PROMPT A - In the passage on retail rents, what is the address of the consolidated space that Macy's will move to?
PROMPT B - Resume the passage on retail rents, picking up after its final sentence.

PASSAGE TO READ -
------------------------------------------------------------------------
Rents here went up 5.4 percent between June 2015 and June 2016, from $650 per sq. ft. per year to $685. A word of caution, however—next year, Macy’s will exit its two existing Union Square locations to move to a consolidated space at 170 O’Farrell Street. That will result in an uptick in vacancy in the area.
Seattle’s Central Business District experienced year-over-year growth in rents of 7.1 percent, from $70 per sq. ft. per year in June 2015 to $75 this June. According to Cushman & Wakefield researchers, Seattle’s retail market has been insulated against store closures due to “its continued strong local economic performance and the fact that there has been little in the way of new retail development in the urban core over the past few year.”
Retail rents on Post Street rose 10.1 percent between June 2015 and June 2016, reaching $545 per sq. ft. per year.
------------------------------------------------------------------------
DATASET ROWS -
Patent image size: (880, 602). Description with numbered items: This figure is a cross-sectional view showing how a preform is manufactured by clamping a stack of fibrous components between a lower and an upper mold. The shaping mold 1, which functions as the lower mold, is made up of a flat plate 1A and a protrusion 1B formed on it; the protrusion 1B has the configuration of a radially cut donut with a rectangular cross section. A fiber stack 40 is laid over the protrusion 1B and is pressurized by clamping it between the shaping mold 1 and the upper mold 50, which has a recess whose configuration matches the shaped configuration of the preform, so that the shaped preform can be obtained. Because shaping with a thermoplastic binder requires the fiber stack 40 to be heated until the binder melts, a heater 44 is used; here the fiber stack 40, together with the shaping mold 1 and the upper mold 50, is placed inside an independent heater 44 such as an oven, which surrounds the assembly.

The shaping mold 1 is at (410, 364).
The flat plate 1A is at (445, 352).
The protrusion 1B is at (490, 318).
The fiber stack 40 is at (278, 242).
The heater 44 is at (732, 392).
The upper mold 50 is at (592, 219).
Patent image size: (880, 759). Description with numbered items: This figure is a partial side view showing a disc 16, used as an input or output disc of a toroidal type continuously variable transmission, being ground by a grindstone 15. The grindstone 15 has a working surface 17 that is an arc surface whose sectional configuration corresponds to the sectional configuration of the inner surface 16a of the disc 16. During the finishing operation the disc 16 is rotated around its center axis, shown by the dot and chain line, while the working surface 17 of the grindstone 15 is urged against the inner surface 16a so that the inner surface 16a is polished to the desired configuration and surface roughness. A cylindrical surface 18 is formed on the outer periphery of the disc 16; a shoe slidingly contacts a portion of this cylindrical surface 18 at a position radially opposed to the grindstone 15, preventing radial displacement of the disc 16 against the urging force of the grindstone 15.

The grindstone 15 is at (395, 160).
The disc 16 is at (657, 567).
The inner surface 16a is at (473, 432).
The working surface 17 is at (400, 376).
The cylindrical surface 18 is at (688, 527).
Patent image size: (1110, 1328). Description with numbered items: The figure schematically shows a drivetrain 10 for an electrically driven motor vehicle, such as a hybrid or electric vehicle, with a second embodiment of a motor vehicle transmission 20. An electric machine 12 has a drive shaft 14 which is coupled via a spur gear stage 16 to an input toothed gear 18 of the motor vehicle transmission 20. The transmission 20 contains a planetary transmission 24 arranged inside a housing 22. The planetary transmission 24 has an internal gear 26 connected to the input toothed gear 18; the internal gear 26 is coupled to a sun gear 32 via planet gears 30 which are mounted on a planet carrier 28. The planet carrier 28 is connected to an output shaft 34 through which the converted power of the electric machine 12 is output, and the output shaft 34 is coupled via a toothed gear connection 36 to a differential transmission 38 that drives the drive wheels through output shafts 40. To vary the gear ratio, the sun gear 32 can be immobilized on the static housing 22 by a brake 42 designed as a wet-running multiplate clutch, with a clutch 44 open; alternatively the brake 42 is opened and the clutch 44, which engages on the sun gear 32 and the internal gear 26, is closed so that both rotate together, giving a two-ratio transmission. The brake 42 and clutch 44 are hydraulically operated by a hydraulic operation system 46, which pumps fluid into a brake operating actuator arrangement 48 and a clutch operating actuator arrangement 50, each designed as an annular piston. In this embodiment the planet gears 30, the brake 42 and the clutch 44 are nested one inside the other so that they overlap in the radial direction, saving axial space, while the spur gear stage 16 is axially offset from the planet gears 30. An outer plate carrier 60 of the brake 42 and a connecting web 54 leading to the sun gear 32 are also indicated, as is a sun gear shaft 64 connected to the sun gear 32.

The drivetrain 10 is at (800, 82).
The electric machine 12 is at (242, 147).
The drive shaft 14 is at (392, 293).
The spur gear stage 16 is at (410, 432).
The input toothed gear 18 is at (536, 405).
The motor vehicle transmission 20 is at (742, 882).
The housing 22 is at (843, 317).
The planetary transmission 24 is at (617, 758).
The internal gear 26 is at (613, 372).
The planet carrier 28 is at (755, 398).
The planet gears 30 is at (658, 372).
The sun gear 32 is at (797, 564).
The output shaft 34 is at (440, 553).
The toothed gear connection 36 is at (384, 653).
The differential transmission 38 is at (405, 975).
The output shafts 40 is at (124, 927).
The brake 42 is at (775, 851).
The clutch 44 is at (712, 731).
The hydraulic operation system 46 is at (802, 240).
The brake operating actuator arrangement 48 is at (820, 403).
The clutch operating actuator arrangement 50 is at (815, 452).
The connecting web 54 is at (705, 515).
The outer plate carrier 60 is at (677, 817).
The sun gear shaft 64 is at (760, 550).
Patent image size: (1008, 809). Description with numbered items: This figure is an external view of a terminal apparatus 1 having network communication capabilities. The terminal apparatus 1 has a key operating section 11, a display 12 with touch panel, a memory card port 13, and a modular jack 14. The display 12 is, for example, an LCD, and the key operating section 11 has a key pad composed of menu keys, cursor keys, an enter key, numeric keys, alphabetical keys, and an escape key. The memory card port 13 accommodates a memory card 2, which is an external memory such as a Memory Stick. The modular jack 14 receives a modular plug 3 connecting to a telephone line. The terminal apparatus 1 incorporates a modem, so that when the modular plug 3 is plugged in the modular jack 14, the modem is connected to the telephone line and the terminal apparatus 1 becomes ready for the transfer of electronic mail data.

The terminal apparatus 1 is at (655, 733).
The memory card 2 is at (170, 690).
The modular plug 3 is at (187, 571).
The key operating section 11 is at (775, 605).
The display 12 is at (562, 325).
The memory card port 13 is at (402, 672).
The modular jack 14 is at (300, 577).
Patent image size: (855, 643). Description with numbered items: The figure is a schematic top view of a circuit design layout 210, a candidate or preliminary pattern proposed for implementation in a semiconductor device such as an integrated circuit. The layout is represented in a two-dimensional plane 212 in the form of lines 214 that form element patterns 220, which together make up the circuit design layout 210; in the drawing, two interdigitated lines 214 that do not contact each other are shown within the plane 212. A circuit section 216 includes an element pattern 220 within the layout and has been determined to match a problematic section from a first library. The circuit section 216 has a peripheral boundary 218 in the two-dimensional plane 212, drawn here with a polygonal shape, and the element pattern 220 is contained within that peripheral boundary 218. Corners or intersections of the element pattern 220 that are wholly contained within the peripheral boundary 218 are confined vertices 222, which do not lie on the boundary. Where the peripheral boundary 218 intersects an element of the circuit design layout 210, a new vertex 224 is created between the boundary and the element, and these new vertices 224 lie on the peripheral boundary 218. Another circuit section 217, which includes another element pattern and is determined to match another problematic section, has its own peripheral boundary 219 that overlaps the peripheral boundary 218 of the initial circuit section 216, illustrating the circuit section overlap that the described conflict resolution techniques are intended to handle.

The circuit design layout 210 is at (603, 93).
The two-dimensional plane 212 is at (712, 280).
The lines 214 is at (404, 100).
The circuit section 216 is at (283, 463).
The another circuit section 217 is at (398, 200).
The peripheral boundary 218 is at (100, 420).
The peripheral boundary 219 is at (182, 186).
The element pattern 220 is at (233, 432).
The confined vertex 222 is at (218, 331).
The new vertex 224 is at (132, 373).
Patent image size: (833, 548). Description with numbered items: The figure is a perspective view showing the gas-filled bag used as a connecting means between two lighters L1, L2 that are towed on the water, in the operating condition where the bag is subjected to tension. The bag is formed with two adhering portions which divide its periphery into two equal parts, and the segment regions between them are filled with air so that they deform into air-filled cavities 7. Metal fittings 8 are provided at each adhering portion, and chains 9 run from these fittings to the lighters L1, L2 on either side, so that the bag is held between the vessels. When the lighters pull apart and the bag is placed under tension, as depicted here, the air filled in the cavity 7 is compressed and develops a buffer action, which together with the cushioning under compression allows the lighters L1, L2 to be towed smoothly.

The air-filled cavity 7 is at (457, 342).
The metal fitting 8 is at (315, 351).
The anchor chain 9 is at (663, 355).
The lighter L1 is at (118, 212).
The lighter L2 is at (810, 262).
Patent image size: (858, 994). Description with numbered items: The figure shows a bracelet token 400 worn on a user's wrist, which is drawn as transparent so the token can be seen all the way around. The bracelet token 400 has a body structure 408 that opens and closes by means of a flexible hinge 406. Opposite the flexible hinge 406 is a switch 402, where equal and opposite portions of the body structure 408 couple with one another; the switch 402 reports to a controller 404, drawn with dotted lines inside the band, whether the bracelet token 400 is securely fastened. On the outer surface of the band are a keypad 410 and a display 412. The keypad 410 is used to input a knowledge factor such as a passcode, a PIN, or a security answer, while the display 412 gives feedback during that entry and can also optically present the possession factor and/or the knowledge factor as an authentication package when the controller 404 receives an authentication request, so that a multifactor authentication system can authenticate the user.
------------------------------------------------------------------------
TASK RESULT A - 170 O'Farrell Street

TASK RESULT B -
Chicago’s retail market has benefitted from rising tourism, according to Cushman & Wakefield, as well as online retailers opening brick-and-mortar locations. On East Oak Street, retail rents went up 10.3 percent between June 2015 and June of this year, now averaging $375 per sq. ft. per year.
The Georgetown area experienced one of the most significant spikes in retail rents year-over-year, at 13.3 percent. Rents went up from $150 per sq. ft. per year in June 2015 to $170 this June. In the capital, restaurant tenants are behind approximately 75 percent of new deals being signed, Cushman & Wakefield researchers note.